• The request: List, from the lines below, each one with "Broj" in it.

________________________________________

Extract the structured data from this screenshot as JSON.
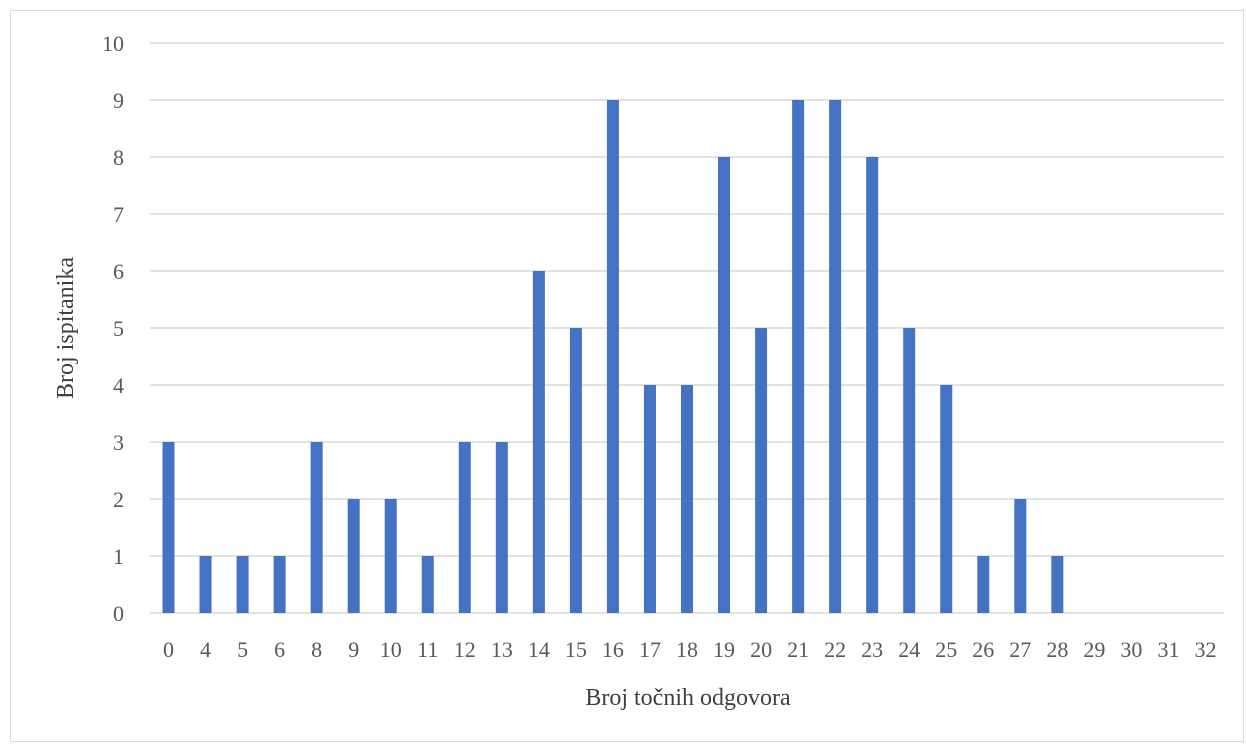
{
  "chart_data": {
    "type": "bar",
    "categories": [
      "0",
      "4",
      "5",
      "6",
      "8",
      "9",
      "10",
      "11",
      "12",
      "13",
      "14",
      "15",
      "16",
      "17",
      "18",
      "19",
      "20",
      "21",
      "22",
      "23",
      "24",
      "25",
      "26",
      "27",
      "28",
      "29",
      "30",
      "31",
      "32"
    ],
    "values": [
      3,
      1,
      1,
      1,
      3,
      2,
      2,
      1,
      3,
      3,
      6,
      5,
      9,
      4,
      4,
      8,
      5,
      9,
      9,
      8,
      5,
      4,
      1,
      2,
      1,
      0,
      0,
      0,
      0
    ],
    "title": "",
    "xlabel": "Broj točnih odgovora",
    "ylabel": "Broj ispitanika",
    "ylim": [
      0,
      10
    ],
    "yticks": [
      0,
      1,
      2,
      3,
      4,
      5,
      6,
      7,
      8,
      9,
      10
    ],
    "grid": true,
    "legend": "none",
    "colors": {
      "bar": "#4472c4",
      "grid": "#d9d9d9",
      "tick_text": "#595959",
      "axis_title": "#404040"
    }
  }
}
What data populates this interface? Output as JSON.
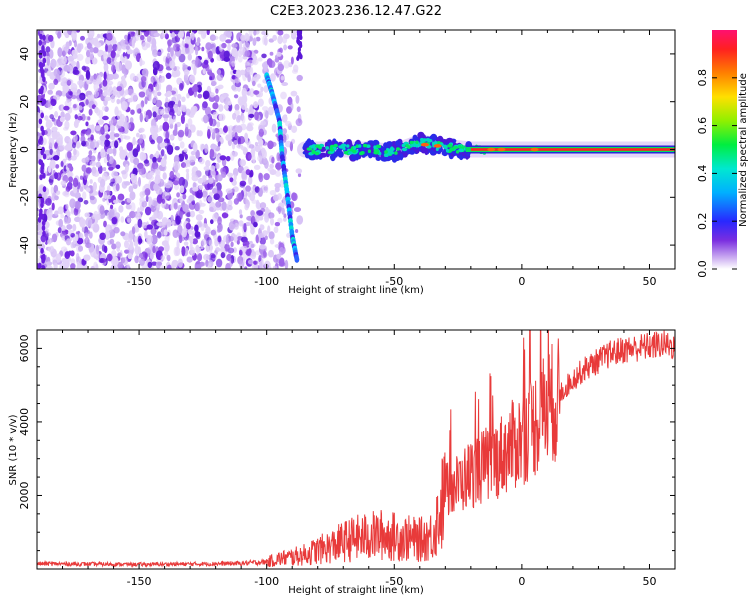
{
  "title": "C2E3.2023.236.12.47.G22",
  "chart_data": [
    {
      "type": "heatmap",
      "xlabel": "Height of straight line (km)",
      "ylabel": "Frequency (Hz)",
      "xlim": [
        -190,
        60
      ],
      "ylim": [
        -50,
        50
      ],
      "xticks": [
        -150,
        -100,
        -50,
        0,
        50
      ],
      "yticks": [
        40,
        20,
        0,
        -20,
        -40
      ],
      "colorbar": {
        "label": "Normalized spectral amplitude",
        "range": [
          0,
          1
        ],
        "ticks": [
          0.0,
          0.2,
          0.4,
          0.6,
          0.8
        ]
      },
      "features": {
        "noise_region_x": [
          -190,
          -87
        ],
        "diagonal_trace": [
          [
            -100,
            31
          ],
          [
            -98,
            24
          ],
          [
            -95,
            12
          ],
          [
            -94,
            -2
          ],
          [
            -92,
            -18
          ],
          [
            -90,
            -36
          ],
          [
            -88,
            -47
          ]
        ],
        "signal_line": [
          [
            -85,
            0
          ],
          [
            -75,
            0
          ],
          [
            -60,
            0
          ],
          [
            -50,
            -1
          ],
          [
            -40,
            3
          ],
          [
            -35,
            2
          ],
          [
            -30,
            1
          ],
          [
            -20,
            0
          ],
          [
            0,
            0
          ],
          [
            60,
            0
          ]
        ]
      }
    },
    {
      "type": "line",
      "xlabel": "Height of straight line (km)",
      "ylabel": "SNR (10 * v/v)",
      "xlim": [
        -190,
        60
      ],
      "ylim": [
        0,
        6500
      ],
      "xticks": [
        -150,
        -100,
        -50,
        0,
        50
      ],
      "yticks": [
        2000,
        4000,
        6000
      ],
      "series": [
        {
          "color": "#e83a3a",
          "x": [
            -190,
            -170,
            -150,
            -130,
            -110,
            -100,
            -95,
            -90,
            -85,
            -80,
            -75,
            -70,
            -65,
            -60,
            -55,
            -50,
            -45,
            -40,
            -35,
            -30,
            -25,
            -20,
            -15,
            -10,
            -5,
            0,
            5,
            10,
            15,
            20,
            25,
            30,
            35,
            40,
            45,
            50,
            55,
            60
          ],
          "y": [
            150,
            140,
            130,
            140,
            160,
            200,
            300,
            350,
            420,
            550,
            650,
            800,
            900,
            950,
            1000,
            950,
            900,
            850,
            1000,
            2200,
            2400,
            2700,
            2900,
            3100,
            3400,
            3700,
            4100,
            4600,
            4800,
            5200,
            5500,
            5700,
            5900,
            6000,
            6050,
            6100,
            6150,
            6100
          ]
        }
      ]
    }
  ]
}
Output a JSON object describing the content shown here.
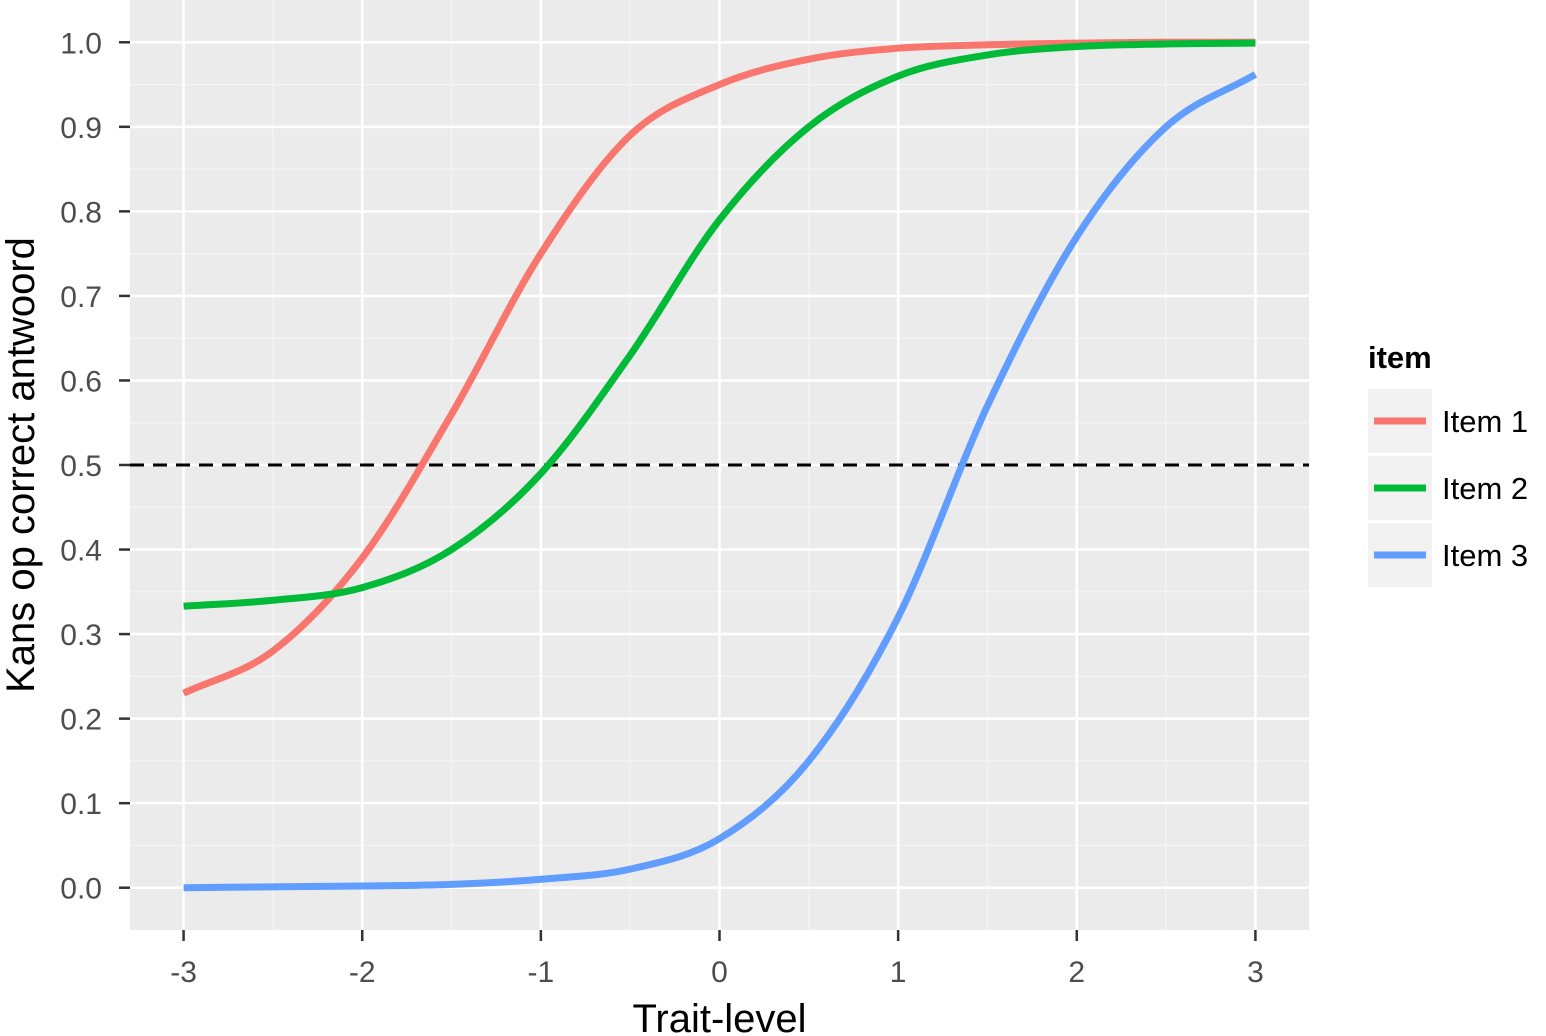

________________________________________

• Expected output:
    "xlabel": "Broj točnih odgovora",
    "ylabel": "Broj ispitanika",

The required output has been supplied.